#### [STATED EXERCISE]
Write every entry out again exactly, please, and skip the pictures.

#### [RECORDS FOR THIS TASK]
▶

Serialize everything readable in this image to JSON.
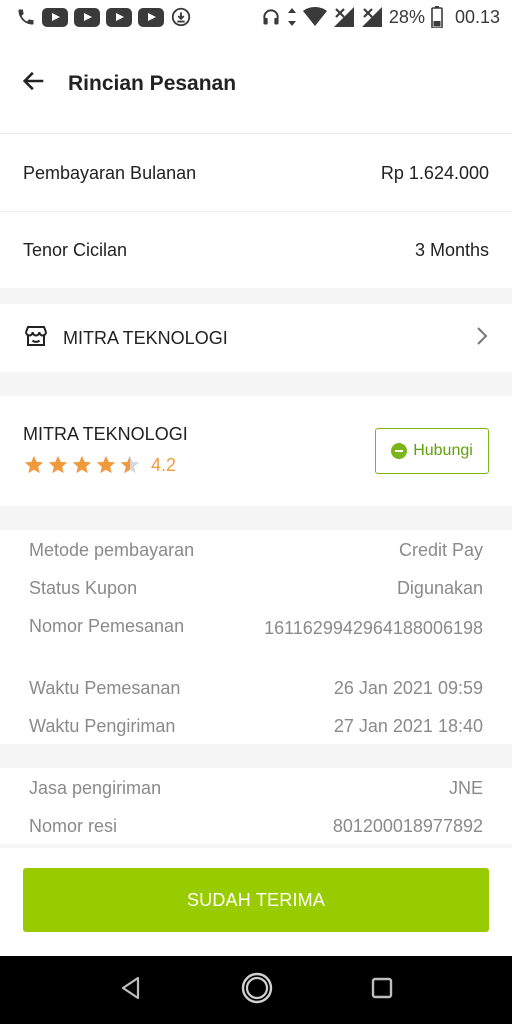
{
  "status_bar": {
    "battery_percent": "28%",
    "time": "00.13"
  },
  "header": {
    "title": "Rincian Pesanan"
  },
  "summary": {
    "monthly_label": "Pembayaran Bulanan",
    "monthly_value": "Rp 1.624.000",
    "tenor_label": "Tenor Cicilan",
    "tenor_value": "3 Months"
  },
  "store": {
    "name": "MITRA TEKNOLOGI"
  },
  "seller": {
    "name": "MITRA TEKNOLOGI",
    "rating": "4.2",
    "rating_stars": 4.5,
    "contact_label": "Hubungi"
  },
  "order_info": {
    "payment_method_label": "Metode pembayaran",
    "payment_method_value": "Credit Pay",
    "coupon_label": "Status Kupon",
    "coupon_value": "Digunakan",
    "order_no_label": "Nomor Pemesanan",
    "order_no_value": "1611629942964188006198",
    "order_time_label": "Waktu Pemesanan",
    "order_time_value": "26 Jan 2021 09:59",
    "ship_time_label": "Waktu Pengiriman",
    "ship_time_value": "27 Jan 2021 18:40"
  },
  "shipping": {
    "courier_label": "Jasa pengiriman",
    "courier_value": "JNE",
    "tracking_label": "Nomor resi",
    "tracking_value": "801200018977892"
  },
  "actions": {
    "confirm_label": "SUDAH TERIMA"
  },
  "colors": {
    "accent_green": "#99cc00",
    "rating_orange": "#f09a3e"
  }
}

◀

#### [THE SOLUTION]
Serialize everything readable in this image to JSON.
{
  "status_bar": {
    "battery_percent": "28%",
    "time": "00.13"
  },
  "header": {
    "title": "Rincian Pesanan"
  },
  "summary": {
    "monthly_label": "Pembayaran Bulanan",
    "monthly_value": "Rp 1.624.000",
    "tenor_label": "Tenor Cicilan",
    "tenor_value": "3 Months"
  },
  "store": {
    "name": "MITRA TEKNOLOGI"
  },
  "seller": {
    "name": "MITRA TEKNOLOGI",
    "rating": "4.2",
    "rating_stars": 4.5,
    "contact_label": "Hubungi"
  },
  "order_info": {
    "payment_method_label": "Metode pembayaran",
    "payment_method_value": "Credit Pay",
    "coupon_label": "Status Kupon",
    "coupon_value": "Digunakan",
    "order_no_label": "Nomor Pemesanan",
    "order_no_value": "1611629942964188006198",
    "order_time_label": "Waktu Pemesanan",
    "order_time_value": "26 Jan 2021 09:59",
    "ship_time_label": "Waktu Pengiriman",
    "ship_time_value": "27 Jan 2021 18:40"
  },
  "shipping": {
    "courier_label": "Jasa pengiriman",
    "courier_value": "JNE",
    "tracking_label": "Nomor resi",
    "tracking_value": "801200018977892"
  },
  "actions": {
    "confirm_label": "SUDAH TERIMA"
  },
  "colors": {
    "accent_green": "#99cc00",
    "rating_orange": "#f09a3e"
  }
}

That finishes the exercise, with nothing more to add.